## BEGIN

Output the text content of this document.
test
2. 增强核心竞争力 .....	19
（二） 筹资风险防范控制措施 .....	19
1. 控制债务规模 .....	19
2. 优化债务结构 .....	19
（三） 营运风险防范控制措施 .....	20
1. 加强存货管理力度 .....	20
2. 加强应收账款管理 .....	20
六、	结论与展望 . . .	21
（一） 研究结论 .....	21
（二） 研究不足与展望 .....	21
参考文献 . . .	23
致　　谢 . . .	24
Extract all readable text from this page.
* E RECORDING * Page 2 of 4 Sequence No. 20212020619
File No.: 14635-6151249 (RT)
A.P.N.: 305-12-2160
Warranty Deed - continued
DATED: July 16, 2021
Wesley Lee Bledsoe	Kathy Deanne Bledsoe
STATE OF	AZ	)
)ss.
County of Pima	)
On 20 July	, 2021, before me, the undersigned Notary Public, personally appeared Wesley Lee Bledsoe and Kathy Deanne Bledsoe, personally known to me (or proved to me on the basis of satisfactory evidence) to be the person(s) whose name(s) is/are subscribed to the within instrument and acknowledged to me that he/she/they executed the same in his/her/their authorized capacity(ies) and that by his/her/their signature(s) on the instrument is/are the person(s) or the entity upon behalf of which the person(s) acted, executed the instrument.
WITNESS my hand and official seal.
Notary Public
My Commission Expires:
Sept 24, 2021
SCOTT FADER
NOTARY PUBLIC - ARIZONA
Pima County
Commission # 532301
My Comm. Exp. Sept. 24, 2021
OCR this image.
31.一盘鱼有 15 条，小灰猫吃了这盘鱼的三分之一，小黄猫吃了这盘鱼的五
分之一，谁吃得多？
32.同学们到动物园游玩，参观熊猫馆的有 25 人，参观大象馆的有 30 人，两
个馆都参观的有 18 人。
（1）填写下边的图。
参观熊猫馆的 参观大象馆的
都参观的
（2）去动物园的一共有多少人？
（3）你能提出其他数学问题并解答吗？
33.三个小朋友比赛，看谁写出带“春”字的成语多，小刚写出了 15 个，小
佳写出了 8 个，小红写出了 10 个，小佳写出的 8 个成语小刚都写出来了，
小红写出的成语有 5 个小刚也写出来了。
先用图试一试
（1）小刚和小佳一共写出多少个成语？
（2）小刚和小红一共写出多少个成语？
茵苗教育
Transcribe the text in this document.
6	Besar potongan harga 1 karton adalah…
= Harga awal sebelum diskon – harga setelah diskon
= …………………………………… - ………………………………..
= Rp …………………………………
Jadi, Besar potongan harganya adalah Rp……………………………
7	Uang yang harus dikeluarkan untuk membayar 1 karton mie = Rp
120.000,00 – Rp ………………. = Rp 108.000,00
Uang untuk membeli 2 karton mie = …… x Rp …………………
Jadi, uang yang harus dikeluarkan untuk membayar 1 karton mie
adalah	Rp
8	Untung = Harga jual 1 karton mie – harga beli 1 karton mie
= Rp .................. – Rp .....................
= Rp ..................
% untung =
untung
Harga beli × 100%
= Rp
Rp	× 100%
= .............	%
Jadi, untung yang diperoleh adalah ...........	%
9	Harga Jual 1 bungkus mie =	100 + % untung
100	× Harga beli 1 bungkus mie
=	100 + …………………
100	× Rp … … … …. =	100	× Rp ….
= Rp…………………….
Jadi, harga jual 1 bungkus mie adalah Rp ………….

## END

• **Aim**: List all lines in the material containing the string "adalah".

• **Right answer**:
6	Besar potongan harga 1 karton adalah…
Jadi, Besar potongan harganya adalah Rp……………………………
adalah	Rp
Jadi, untung yang diperoleh adalah ...........	%
Jadi, harga jual 1 bungkus mie adalah Rp ………….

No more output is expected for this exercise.